> [DATA TO USE]:

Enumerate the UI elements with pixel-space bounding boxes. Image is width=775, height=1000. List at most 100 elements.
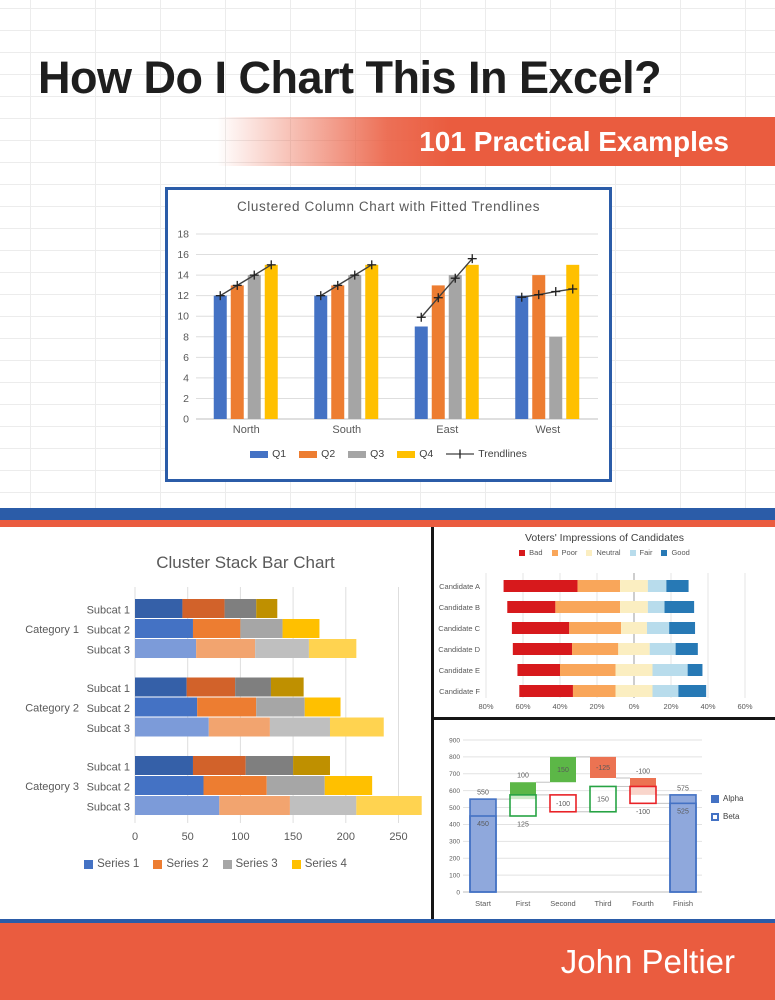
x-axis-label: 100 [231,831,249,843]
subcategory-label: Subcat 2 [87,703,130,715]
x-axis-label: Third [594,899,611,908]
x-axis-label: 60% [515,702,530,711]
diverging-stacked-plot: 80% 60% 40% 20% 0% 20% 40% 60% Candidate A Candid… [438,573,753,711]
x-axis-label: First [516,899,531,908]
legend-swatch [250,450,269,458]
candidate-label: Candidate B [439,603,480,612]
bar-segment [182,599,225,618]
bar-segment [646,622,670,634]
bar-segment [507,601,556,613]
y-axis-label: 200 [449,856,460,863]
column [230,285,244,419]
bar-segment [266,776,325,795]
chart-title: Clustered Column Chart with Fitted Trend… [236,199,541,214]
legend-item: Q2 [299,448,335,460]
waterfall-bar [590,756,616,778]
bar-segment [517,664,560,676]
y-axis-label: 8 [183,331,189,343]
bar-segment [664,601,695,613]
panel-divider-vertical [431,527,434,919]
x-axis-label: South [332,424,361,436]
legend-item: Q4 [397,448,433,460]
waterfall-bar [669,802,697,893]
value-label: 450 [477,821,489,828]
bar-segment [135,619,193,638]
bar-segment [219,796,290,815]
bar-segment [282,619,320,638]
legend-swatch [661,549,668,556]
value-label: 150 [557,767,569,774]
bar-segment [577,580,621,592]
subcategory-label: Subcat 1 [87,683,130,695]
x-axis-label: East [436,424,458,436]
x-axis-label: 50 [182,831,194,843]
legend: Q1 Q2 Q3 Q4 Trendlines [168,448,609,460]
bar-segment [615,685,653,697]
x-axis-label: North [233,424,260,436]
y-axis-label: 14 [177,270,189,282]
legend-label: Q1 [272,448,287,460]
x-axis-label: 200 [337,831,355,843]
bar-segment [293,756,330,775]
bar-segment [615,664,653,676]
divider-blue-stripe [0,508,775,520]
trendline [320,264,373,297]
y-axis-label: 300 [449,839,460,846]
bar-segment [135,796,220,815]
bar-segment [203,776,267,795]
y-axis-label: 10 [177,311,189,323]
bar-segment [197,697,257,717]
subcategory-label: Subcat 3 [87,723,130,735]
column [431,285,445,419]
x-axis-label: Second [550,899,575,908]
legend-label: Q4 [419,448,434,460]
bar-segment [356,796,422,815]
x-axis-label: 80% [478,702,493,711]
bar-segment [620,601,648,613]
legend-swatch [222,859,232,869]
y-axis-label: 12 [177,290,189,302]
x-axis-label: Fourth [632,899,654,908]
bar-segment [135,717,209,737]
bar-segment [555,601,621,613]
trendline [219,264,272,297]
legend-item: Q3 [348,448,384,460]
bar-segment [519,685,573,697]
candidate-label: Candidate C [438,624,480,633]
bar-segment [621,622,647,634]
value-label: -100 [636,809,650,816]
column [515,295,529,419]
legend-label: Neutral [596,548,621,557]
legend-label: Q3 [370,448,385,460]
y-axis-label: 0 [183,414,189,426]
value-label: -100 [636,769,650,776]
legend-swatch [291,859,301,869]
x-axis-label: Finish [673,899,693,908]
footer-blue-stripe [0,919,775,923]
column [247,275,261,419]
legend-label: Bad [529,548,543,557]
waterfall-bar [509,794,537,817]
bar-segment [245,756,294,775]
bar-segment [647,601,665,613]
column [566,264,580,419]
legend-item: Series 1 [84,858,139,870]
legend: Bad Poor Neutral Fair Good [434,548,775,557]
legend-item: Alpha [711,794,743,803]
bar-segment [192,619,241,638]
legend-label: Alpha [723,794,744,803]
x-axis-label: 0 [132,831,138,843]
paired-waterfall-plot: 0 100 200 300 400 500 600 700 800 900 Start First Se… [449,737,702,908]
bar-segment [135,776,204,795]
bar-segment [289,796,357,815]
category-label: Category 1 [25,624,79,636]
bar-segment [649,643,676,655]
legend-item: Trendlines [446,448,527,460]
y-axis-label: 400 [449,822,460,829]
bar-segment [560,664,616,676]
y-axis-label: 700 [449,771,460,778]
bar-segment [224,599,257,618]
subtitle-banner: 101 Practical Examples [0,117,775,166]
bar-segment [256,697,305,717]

> [INSTRUCTION]:
Rename "x-axis-label" to "horizontal-axis-label" in the items from "x-axis-label: 100 [231,831,249,843]" down to "y-axis-label: 200 [449,856,460,863]", and return only those lines with nothing else changed.

> [SOLUTION]:
horizontal-axis-label: 100 [231,831,249,843]
subcategory-label: Subcat 2 [87,703,130,715]
horizontal-axis-label: Third [594,899,611,908]
horizontal-axis-label: 60% [515,702,530,711]
diverging-stacked-plot: 80% 60% 40% 20% 0% 20% 40% 60% Candidate A Candid… [438,573,753,711]
horizontal-axis-label: First [516,899,531,908]
legend-swatch [250,450,269,458]
candidate-label: Candidate B [439,603,480,612]
bar-segment [182,599,225,618]
bar-segment [646,622,670,634]
bar-segment [507,601,556,613]
y-axis-label: 200 [449,856,460,863]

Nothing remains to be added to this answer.